Structured figure records
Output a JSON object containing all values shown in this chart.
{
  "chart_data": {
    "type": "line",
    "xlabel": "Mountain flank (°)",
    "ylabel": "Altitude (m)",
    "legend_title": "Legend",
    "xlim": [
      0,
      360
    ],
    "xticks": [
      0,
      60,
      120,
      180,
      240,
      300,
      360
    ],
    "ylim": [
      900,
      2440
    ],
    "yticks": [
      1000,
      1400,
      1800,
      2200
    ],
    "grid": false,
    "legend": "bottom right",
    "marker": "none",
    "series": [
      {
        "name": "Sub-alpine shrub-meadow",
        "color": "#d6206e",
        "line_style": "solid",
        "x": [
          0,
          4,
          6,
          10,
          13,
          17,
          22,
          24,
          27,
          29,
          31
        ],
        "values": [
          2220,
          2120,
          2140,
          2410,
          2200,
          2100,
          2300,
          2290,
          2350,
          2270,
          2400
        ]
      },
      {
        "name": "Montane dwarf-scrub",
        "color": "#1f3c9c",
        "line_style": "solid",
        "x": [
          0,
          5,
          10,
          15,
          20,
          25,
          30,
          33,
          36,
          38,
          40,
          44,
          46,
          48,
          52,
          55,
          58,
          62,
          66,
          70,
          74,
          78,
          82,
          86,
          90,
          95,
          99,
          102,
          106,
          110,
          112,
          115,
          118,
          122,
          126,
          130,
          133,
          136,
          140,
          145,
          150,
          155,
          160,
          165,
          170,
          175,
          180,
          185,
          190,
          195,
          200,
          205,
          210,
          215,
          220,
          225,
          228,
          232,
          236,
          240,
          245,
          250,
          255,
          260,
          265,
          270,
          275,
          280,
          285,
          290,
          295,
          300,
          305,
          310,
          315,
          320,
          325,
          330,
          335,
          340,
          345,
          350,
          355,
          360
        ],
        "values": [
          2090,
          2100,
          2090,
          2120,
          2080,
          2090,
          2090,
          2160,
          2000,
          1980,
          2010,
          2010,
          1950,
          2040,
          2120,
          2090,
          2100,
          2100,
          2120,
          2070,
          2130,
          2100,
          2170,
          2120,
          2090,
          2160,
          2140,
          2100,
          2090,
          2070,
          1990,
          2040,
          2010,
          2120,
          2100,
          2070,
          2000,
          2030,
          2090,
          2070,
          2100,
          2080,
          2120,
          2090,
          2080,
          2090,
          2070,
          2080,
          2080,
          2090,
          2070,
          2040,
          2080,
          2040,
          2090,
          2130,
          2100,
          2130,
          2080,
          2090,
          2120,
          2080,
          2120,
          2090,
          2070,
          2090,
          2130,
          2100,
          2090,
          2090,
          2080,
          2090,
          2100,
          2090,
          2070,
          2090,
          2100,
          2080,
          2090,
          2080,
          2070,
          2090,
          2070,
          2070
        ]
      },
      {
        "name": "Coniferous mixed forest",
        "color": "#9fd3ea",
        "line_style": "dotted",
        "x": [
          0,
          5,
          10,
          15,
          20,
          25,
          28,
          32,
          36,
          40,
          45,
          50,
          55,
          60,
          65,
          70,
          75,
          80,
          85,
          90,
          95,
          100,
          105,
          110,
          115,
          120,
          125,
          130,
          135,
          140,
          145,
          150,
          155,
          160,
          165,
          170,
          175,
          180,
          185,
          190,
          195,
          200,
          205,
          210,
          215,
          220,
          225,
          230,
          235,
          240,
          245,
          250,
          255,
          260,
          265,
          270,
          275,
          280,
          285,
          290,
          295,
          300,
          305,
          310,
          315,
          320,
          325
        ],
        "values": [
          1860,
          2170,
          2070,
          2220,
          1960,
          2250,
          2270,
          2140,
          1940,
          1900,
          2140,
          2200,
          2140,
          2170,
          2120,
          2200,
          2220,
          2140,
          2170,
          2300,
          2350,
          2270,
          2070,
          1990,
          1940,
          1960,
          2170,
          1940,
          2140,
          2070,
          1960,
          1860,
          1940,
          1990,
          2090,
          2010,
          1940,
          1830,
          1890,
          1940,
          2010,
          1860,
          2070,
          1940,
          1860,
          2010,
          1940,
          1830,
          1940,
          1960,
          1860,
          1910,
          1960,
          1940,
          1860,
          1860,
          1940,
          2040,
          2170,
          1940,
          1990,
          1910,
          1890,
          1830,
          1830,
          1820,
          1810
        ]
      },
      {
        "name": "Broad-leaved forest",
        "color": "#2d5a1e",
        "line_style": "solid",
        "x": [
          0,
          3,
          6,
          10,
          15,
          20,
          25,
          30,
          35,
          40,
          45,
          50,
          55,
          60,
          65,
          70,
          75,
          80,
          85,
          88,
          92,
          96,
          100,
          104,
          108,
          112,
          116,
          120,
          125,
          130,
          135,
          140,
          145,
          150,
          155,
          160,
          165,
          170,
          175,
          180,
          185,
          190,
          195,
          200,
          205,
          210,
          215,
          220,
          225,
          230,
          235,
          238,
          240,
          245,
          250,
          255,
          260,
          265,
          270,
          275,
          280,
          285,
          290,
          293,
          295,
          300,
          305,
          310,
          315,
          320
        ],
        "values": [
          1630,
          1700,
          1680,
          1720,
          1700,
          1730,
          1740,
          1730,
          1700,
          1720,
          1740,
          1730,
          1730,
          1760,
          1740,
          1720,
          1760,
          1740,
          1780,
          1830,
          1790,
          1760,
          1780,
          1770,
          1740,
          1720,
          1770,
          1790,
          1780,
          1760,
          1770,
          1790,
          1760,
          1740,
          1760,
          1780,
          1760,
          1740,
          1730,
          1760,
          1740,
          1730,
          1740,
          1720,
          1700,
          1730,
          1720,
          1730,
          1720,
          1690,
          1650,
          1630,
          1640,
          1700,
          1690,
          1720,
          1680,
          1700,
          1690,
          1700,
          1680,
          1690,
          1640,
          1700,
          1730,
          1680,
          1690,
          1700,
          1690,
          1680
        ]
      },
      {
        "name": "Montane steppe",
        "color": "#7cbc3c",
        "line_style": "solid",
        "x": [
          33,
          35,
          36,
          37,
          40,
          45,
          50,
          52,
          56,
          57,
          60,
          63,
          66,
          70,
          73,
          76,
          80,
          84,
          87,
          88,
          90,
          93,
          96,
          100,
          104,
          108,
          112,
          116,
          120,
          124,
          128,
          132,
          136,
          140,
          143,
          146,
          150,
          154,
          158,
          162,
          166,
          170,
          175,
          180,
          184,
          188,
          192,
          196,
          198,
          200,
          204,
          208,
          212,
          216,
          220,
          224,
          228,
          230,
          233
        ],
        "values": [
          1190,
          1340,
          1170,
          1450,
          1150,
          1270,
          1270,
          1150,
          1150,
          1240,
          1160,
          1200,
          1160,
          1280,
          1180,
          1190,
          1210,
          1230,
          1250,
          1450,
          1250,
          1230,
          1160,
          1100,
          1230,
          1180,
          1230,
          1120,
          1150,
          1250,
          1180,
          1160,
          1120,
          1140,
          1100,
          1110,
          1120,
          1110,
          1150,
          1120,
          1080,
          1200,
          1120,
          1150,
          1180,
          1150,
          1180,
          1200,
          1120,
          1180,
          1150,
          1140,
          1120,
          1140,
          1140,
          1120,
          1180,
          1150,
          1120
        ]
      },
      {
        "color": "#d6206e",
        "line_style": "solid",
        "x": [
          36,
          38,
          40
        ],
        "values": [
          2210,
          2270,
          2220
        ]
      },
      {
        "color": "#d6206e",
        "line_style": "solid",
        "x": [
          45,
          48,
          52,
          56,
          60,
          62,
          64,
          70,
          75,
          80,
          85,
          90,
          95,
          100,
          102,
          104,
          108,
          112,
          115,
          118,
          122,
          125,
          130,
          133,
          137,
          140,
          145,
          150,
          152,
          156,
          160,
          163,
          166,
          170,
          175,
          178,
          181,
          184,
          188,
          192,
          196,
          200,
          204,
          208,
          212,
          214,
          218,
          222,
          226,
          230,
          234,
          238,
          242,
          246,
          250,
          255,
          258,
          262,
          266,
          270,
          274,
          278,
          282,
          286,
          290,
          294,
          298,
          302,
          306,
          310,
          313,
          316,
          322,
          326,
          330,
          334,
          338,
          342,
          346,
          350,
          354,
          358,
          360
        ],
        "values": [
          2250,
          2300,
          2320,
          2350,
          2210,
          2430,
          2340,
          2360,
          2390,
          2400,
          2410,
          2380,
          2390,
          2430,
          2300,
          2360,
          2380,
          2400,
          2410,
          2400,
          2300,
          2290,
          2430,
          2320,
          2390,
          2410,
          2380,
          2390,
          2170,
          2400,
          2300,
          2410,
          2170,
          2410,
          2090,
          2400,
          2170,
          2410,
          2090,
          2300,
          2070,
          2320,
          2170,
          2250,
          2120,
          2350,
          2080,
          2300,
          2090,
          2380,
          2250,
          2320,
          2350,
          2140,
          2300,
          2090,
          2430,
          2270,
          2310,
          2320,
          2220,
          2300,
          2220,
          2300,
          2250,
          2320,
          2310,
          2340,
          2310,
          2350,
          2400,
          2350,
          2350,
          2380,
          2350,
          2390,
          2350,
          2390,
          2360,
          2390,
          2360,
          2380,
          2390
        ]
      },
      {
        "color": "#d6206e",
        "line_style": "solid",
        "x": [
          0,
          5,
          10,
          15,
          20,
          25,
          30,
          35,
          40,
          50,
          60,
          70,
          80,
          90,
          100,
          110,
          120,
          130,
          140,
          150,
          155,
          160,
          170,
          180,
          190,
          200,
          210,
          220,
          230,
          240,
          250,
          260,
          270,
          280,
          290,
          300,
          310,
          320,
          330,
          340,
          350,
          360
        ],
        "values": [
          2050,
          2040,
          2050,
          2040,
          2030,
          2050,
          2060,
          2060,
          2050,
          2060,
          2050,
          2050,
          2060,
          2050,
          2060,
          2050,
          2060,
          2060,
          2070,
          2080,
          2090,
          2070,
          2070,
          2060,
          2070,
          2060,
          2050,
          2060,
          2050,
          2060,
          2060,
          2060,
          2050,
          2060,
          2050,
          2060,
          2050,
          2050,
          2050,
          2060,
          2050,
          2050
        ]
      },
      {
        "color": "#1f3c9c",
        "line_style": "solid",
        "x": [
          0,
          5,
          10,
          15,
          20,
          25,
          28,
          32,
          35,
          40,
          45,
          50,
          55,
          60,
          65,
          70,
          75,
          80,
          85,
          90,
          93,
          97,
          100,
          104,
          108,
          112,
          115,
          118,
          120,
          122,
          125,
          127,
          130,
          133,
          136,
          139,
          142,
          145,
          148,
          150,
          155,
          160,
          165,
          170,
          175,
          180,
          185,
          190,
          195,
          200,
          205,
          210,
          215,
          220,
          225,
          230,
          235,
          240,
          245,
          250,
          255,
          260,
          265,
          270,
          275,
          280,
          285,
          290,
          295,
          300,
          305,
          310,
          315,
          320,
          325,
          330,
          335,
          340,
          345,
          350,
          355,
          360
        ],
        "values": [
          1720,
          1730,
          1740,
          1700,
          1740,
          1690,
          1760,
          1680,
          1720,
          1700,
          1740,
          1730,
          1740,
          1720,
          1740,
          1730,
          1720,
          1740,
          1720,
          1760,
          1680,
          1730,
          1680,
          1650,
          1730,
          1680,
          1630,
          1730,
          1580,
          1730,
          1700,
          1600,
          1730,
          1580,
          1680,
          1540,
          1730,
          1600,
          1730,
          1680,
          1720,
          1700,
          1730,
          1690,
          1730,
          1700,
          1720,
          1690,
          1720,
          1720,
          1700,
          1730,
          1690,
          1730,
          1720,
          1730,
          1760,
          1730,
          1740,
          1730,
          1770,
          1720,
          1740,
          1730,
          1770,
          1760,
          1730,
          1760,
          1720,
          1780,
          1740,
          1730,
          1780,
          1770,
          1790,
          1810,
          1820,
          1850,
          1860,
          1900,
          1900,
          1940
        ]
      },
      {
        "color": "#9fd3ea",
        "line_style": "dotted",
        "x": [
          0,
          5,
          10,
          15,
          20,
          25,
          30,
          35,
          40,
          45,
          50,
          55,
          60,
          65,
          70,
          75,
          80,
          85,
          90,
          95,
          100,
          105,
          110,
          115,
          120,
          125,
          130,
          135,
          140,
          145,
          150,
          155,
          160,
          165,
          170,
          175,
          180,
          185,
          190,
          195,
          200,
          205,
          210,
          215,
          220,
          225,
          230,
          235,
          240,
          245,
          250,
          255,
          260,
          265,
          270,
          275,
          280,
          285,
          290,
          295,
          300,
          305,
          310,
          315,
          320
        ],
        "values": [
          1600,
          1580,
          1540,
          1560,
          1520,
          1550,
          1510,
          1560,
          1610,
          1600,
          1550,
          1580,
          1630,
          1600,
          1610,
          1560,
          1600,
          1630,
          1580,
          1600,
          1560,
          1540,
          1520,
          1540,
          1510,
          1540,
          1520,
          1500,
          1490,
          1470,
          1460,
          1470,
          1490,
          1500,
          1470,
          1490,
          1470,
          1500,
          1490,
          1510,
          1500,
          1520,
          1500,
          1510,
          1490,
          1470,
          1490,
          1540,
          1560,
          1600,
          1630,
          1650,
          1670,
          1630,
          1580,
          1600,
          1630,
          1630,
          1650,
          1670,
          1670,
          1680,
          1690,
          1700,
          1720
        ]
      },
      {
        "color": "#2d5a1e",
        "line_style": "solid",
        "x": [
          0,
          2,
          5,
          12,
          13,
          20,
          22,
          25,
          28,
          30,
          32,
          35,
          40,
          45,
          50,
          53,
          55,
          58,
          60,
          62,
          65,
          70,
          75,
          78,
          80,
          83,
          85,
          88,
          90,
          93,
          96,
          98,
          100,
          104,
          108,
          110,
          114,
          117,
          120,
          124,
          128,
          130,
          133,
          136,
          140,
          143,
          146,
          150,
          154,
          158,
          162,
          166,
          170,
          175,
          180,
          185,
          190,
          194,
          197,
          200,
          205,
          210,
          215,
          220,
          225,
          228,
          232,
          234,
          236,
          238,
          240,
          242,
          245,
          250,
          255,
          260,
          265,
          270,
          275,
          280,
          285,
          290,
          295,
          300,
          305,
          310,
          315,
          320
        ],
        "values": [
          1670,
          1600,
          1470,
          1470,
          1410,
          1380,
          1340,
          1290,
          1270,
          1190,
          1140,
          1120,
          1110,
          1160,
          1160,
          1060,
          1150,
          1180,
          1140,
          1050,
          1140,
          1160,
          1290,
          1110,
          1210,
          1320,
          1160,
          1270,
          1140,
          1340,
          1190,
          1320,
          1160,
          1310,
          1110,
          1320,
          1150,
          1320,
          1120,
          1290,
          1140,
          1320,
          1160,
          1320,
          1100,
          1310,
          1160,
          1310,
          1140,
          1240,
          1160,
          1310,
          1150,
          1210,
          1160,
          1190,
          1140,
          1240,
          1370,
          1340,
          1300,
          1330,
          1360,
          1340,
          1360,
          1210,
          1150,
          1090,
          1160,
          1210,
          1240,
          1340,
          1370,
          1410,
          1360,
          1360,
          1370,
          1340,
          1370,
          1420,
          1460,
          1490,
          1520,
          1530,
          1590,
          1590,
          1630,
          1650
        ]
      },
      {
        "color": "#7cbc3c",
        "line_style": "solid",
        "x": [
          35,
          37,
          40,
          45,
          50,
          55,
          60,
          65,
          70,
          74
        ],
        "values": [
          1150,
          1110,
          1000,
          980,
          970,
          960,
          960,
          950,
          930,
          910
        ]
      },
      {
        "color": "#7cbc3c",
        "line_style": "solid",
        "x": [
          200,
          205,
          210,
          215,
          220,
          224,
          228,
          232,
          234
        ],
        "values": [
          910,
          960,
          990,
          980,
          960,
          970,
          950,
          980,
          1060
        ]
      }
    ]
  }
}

• _STATED PROBLEM_
State how many lines of the material contain the string "Montane", with no other words.

• _REPLY_
2